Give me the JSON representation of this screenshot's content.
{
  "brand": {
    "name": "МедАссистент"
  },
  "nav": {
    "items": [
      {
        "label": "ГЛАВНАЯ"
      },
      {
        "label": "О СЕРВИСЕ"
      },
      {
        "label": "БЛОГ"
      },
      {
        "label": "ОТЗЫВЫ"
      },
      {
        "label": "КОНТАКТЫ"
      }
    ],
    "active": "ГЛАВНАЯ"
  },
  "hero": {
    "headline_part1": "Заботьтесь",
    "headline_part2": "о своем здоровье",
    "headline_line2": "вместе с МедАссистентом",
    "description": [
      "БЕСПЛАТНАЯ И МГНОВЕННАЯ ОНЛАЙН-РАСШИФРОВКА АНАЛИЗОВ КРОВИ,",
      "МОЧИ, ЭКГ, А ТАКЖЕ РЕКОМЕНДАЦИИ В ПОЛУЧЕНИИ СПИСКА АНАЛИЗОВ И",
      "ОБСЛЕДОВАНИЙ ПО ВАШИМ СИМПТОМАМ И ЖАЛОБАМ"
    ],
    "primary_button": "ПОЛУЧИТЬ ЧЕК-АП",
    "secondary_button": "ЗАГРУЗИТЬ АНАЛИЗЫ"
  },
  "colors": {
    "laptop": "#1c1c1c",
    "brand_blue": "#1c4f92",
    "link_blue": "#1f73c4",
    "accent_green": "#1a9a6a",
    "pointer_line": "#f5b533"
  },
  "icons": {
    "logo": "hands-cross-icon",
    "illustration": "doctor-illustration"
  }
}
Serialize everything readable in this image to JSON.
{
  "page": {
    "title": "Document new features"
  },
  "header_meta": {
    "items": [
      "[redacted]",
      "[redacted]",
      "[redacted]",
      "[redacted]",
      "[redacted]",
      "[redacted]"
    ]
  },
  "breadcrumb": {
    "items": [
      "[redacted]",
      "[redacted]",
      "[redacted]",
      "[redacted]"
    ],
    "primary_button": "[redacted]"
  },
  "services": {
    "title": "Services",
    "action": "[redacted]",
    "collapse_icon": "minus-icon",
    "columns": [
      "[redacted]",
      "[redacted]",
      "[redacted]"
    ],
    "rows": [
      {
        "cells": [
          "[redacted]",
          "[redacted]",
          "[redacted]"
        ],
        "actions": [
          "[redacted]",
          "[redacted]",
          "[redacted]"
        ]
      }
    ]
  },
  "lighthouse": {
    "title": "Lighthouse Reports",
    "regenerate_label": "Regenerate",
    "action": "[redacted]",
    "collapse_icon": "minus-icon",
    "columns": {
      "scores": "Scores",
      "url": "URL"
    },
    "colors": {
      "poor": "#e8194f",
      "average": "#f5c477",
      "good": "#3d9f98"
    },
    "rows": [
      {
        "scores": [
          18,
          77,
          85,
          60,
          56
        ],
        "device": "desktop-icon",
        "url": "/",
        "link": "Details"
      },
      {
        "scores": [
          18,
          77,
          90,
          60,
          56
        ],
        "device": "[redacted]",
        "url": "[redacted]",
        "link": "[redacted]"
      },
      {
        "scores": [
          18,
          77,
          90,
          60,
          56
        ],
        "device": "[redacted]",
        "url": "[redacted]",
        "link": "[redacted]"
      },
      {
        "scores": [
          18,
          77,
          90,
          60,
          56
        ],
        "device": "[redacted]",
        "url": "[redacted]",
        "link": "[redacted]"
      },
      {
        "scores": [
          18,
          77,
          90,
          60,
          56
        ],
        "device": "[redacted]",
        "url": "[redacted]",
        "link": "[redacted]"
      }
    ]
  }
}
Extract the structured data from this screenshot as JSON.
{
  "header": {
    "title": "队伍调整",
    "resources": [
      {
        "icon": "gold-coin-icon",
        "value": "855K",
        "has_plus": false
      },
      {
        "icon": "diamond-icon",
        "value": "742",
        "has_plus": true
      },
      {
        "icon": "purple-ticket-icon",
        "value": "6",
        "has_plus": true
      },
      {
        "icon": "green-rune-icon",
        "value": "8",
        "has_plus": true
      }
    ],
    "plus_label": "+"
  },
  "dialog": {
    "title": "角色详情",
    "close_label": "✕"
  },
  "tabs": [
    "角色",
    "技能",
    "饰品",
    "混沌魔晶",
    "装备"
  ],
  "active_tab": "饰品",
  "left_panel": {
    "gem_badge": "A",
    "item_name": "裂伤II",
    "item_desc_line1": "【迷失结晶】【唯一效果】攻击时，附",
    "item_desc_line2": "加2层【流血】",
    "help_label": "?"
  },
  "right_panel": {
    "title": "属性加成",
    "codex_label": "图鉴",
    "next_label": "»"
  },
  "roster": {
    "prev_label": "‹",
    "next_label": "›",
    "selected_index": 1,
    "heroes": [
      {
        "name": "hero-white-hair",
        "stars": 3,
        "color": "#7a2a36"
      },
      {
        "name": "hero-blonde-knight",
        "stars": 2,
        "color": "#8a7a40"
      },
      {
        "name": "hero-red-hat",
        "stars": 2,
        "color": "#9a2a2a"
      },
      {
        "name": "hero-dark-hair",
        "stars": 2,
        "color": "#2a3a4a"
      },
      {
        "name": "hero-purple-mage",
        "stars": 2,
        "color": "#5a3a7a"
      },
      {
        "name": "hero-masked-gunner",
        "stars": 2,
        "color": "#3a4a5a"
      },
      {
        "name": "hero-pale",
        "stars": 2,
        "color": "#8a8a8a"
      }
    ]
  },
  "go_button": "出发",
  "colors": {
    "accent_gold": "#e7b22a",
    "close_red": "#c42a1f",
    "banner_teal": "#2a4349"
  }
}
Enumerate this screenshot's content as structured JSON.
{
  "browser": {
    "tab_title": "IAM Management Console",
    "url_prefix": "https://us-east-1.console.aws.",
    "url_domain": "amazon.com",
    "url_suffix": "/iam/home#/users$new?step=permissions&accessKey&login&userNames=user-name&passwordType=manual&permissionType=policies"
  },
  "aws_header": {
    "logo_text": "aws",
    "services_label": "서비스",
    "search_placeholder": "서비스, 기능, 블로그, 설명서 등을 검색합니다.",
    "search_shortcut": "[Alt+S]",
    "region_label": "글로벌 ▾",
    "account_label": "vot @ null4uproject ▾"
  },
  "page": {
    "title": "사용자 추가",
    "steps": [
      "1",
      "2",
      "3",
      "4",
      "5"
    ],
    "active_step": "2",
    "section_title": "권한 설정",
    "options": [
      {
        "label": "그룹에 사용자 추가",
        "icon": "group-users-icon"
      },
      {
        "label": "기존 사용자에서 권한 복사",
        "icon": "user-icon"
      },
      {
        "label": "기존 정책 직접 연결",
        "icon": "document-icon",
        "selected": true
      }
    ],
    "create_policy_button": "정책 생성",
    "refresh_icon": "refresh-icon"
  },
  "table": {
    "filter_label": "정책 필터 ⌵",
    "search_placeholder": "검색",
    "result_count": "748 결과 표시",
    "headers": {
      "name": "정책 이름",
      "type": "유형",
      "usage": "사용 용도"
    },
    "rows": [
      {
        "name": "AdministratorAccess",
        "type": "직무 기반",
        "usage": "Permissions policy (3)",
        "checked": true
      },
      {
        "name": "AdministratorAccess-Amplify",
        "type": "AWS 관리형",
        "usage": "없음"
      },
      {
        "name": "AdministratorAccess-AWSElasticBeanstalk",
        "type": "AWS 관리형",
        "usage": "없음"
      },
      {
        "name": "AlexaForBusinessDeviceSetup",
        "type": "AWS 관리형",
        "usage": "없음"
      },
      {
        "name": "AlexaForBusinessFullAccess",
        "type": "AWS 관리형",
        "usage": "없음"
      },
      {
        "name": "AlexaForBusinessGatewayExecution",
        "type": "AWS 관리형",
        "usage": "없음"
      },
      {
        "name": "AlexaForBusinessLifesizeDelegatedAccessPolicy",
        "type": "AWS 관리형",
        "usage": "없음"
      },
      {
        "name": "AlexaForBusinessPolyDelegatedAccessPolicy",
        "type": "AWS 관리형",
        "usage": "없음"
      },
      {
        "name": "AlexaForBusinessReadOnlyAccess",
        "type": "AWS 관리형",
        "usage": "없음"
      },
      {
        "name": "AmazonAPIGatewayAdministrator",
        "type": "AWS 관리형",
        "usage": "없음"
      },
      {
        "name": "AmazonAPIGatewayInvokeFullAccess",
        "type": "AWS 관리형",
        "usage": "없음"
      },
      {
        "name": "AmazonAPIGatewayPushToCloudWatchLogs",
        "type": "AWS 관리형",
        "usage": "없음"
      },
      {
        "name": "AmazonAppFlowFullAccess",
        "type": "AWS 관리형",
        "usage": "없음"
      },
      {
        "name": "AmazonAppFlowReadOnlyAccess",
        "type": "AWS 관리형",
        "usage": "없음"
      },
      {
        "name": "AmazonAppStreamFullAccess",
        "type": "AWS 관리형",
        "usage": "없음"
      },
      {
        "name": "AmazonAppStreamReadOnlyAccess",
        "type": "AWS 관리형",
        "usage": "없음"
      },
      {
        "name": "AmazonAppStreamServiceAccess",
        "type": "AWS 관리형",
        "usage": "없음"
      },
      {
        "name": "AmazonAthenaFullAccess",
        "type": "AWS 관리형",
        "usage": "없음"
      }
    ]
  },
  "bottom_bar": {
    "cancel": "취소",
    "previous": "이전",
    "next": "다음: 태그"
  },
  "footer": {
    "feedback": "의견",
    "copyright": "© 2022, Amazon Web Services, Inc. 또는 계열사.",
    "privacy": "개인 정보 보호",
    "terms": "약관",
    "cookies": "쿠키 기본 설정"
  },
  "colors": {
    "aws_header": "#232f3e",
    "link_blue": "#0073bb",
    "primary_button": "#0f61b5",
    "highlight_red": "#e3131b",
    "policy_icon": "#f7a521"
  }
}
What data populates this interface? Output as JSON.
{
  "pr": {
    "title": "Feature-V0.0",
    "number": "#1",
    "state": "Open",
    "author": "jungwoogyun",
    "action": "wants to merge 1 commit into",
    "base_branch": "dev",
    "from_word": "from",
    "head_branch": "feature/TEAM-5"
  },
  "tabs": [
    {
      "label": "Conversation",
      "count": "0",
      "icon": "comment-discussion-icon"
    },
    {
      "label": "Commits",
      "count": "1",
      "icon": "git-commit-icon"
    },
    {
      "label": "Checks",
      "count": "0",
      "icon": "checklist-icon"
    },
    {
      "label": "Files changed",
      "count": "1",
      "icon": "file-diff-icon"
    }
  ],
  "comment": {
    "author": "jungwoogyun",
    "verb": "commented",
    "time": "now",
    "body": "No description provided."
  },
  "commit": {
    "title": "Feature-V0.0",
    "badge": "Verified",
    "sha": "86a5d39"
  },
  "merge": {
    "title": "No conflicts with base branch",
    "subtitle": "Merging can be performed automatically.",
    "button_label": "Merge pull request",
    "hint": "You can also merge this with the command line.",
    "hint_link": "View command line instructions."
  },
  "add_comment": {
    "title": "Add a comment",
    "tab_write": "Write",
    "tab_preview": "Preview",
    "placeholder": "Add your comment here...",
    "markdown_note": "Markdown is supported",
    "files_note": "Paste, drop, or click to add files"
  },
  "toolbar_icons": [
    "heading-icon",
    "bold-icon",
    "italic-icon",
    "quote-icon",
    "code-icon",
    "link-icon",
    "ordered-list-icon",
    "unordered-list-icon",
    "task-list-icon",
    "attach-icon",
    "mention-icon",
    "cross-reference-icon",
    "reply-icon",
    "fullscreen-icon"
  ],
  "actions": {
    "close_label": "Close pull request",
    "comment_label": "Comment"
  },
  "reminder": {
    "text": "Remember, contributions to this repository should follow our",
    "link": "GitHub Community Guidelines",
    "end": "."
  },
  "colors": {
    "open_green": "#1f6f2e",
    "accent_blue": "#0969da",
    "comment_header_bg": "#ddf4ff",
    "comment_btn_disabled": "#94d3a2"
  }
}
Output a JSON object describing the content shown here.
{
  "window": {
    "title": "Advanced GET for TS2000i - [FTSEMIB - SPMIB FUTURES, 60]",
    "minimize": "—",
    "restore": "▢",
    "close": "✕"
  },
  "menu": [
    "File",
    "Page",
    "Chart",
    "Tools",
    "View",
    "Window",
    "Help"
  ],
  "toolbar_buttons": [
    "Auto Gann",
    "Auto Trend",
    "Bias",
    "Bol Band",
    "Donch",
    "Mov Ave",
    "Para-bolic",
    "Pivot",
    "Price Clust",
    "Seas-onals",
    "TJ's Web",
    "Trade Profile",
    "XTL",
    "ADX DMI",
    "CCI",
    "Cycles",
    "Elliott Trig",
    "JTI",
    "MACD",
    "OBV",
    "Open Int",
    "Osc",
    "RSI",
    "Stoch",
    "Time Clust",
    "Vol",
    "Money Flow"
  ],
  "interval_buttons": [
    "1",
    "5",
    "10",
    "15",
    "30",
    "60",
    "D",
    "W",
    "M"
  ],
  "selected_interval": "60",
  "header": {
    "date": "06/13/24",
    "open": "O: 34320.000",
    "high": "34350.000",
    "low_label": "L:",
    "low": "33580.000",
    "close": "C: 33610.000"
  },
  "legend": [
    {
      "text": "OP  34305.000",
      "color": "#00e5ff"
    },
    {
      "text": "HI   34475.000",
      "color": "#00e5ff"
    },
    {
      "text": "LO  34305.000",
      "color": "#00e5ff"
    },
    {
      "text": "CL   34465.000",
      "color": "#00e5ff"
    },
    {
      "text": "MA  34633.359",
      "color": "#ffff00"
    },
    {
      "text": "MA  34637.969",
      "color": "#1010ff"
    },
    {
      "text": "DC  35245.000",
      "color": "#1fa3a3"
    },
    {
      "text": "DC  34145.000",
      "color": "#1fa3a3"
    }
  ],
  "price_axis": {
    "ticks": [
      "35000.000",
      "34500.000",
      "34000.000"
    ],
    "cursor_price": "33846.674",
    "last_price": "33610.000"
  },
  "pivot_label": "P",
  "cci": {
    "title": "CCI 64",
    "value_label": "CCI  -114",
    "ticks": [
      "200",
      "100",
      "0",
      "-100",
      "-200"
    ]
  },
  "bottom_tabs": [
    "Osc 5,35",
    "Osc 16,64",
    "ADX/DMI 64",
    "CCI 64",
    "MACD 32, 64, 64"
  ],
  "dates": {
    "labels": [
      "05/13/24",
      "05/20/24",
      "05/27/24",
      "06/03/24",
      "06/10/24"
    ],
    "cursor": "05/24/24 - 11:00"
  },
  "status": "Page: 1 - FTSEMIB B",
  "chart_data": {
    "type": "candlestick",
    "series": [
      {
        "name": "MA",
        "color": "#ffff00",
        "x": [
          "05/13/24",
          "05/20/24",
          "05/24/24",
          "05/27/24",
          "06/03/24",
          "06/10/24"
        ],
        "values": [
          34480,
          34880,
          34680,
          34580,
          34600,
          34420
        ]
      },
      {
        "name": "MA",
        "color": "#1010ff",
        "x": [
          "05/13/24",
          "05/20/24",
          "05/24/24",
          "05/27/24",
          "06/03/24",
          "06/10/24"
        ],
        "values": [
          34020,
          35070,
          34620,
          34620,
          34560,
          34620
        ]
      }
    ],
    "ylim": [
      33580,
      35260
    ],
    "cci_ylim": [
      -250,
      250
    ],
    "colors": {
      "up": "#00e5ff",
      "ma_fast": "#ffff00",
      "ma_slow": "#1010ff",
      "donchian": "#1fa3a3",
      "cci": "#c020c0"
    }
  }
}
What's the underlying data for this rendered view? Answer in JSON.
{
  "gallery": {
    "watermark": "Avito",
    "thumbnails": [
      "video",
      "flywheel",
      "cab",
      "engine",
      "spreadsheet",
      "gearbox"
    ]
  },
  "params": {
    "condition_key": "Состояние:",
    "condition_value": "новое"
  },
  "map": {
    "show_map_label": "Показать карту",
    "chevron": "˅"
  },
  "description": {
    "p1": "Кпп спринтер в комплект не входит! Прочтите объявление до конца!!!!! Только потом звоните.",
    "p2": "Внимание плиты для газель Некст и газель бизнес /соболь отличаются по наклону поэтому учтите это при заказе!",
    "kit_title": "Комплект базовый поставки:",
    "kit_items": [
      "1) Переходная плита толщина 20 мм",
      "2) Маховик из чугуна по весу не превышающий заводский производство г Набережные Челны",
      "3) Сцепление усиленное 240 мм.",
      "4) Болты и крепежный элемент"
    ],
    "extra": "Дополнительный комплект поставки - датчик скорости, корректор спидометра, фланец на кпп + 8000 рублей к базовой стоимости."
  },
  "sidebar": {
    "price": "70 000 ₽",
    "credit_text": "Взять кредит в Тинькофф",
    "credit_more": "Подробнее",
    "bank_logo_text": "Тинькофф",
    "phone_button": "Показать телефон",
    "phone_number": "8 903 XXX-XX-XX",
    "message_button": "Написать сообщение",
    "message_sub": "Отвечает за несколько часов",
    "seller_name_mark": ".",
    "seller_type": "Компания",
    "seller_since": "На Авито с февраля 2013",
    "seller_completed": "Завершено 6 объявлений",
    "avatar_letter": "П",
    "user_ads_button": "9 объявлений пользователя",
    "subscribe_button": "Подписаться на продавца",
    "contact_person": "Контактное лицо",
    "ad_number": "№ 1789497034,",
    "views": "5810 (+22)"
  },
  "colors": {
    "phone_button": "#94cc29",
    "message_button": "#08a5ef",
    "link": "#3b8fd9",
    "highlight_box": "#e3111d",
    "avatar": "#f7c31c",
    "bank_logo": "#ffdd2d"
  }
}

» WRITTEN REQUEST
Which lines in the records above contain the string "hair"? Copy each one.

» TASK ANSWER
        "name": "hero-white-hair",
        "name": "hero-dark-hair",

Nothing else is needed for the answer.